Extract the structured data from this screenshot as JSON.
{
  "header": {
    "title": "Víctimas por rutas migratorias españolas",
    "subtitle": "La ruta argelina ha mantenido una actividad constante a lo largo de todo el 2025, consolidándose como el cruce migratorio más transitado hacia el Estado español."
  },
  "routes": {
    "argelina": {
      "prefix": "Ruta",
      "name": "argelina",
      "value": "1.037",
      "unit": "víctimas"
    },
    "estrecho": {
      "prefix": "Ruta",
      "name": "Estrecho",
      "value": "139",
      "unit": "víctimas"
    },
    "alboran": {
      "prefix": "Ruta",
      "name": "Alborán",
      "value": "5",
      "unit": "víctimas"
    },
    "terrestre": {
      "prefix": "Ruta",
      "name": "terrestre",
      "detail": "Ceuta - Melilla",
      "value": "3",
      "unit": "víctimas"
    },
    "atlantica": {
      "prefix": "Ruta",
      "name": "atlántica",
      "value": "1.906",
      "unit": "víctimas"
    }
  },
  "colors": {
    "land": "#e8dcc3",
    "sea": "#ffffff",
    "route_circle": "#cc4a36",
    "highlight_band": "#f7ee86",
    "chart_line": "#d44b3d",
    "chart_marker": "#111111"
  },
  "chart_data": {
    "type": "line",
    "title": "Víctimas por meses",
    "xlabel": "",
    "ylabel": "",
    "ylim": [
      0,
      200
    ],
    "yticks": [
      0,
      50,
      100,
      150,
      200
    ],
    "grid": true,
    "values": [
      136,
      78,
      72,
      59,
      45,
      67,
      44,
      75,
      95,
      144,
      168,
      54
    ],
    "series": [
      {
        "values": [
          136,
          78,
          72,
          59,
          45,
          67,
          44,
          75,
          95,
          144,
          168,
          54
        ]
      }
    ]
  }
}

+ + + + + + +

Go through the listing above line by line and say how many lines hold the word "name". Reply with that number only.

5